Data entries
* START *

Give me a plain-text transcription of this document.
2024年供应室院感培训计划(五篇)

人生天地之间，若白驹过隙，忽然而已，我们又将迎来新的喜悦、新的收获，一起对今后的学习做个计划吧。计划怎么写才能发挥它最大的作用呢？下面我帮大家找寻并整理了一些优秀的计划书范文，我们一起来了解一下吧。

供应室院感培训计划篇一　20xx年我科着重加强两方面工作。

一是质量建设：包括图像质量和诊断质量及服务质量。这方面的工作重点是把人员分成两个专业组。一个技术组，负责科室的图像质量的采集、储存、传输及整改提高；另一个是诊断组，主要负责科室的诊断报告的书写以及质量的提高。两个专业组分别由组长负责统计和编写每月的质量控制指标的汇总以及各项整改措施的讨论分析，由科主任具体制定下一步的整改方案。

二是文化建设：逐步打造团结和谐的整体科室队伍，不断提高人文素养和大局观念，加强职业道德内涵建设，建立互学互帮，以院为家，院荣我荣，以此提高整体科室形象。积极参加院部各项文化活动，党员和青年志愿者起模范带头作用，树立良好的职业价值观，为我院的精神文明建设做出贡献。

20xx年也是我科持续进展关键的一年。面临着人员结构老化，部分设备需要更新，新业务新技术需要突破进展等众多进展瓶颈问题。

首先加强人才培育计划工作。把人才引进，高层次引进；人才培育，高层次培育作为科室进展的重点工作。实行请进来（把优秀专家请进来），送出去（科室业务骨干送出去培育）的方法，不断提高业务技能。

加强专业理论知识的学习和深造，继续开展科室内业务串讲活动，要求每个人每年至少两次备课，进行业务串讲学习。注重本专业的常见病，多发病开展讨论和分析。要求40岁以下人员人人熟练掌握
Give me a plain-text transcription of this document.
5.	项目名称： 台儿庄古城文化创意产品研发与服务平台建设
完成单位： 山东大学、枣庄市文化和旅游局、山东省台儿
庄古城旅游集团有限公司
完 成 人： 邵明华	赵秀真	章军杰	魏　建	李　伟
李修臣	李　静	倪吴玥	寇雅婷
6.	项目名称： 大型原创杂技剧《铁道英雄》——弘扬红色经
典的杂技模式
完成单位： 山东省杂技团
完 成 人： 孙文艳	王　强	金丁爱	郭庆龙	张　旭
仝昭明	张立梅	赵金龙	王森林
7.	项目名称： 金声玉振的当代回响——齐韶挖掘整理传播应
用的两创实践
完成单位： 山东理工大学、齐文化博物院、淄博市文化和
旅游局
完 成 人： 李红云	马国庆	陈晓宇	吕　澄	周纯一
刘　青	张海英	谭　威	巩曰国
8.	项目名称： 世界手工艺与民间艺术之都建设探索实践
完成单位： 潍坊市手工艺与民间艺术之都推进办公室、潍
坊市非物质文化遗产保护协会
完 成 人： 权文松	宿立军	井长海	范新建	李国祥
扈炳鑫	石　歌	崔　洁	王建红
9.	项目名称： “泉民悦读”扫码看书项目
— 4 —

* END *

Repeat every record exactly as written, please.

• [Exercise response]
Give me a plain-text transcription of this document.
2024年供应室院感培训计划(五篇)

人生天地之间，若白驹过隙，忽然而已，我们又将迎来新的喜悦、新的收获，一起对今后的学习做个计划吧。计划怎么写才能发挥它最大的作用呢？下面我帮大家找寻并整理了一些优秀的计划书范文，我们一起来了解一下吧。

供应室院感培训计划篇一　20xx年我科着重加强两方面工作。

一是质量建设：包括图像质量和诊断质量及服务质量。这方面的工作重点是把人员分成两个专业组。一个技术组，负责科室的图像质量的采集、储存、传输及整改提高；另一个是诊断组，主要负责科室的诊断报告的书写以及质量的提高。两个专业组分别由组长负责统计和编写每月的质量控制指标的汇总以及各项整改措施的讨论分析，由科主任具体制定下一步的整改方案。

二是文化建设：逐步打造团结和谐的整体科室队伍，不断提高人文素养和大局观念，加强职业道德内涵建设，建立互学互帮，以院为家，院荣我荣，以此提高整体科室形象。积极参加院部各项文化活动，党员和青年志愿者起模范带头作用，树立良好的职业价值观，为我院的精神文明建设做出贡献。

20xx年也是我科持续进展关键的一年。面临着人员结构老化，部分设备需要更新，新业务新技术需要突破进展等众多进展瓶颈问题。

首先加强人才培育计划工作。把人才引进，高层次引进；人才培育，高层次培育作为科室进展的重点工作。实行请进来（把优秀专家请进来），送出去（科室业务骨干送出去培育）的方法，不断提高业务技能。

加强专业理论知识的学习和深造，继续开展科室内业务串讲活动，要求每个人每年至少两次备课，进行业务串讲学习。注重本专业的常见病，多发病开展讨论和分析。要求40岁以下人员人人熟练掌握
Give me a plain-text transcription of this document.
5.	项目名称： 台儿庄古城文化创意产品研发与服务平台建设
完成单位： 山东大学、枣庄市文化和旅游局、山东省台儿
庄古城旅游集团有限公司
完 成 人： 邵明华	赵秀真	章军杰	魏　建	李　伟
李修臣	李　静	倪吴玥	寇雅婷
6.	项目名称： 大型原创杂技剧《铁道英雄》——弘扬红色经
典的杂技模式
完成单位： 山东省杂技团
完 成 人： 孙文艳	王　强	金丁爱	郭庆龙	张　旭
仝昭明	张立梅	赵金龙	王森林
7.	项目名称： 金声玉振的当代回响——齐韶挖掘整理传播应
用的两创实践
完成单位： 山东理工大学、齐文化博物院、淄博市文化和
旅游局
完 成 人： 李红云	马国庆	陈晓宇	吕　澄	周纯一
刘　青	张海英	谭　威	巩曰国
8.	项目名称： 世界手工艺与民间艺术之都建设探索实践
完成单位： 潍坊市手工艺与民间艺术之都推进办公室、潍
坊市非物质文化遗产保护协会
完 成 人： 权文松	宿立军	井长海	范新建	李国祥
扈炳鑫	石　歌	崔　洁	王建红
9.	项目名称： “泉民悦读”扫码看书项目
— 4 —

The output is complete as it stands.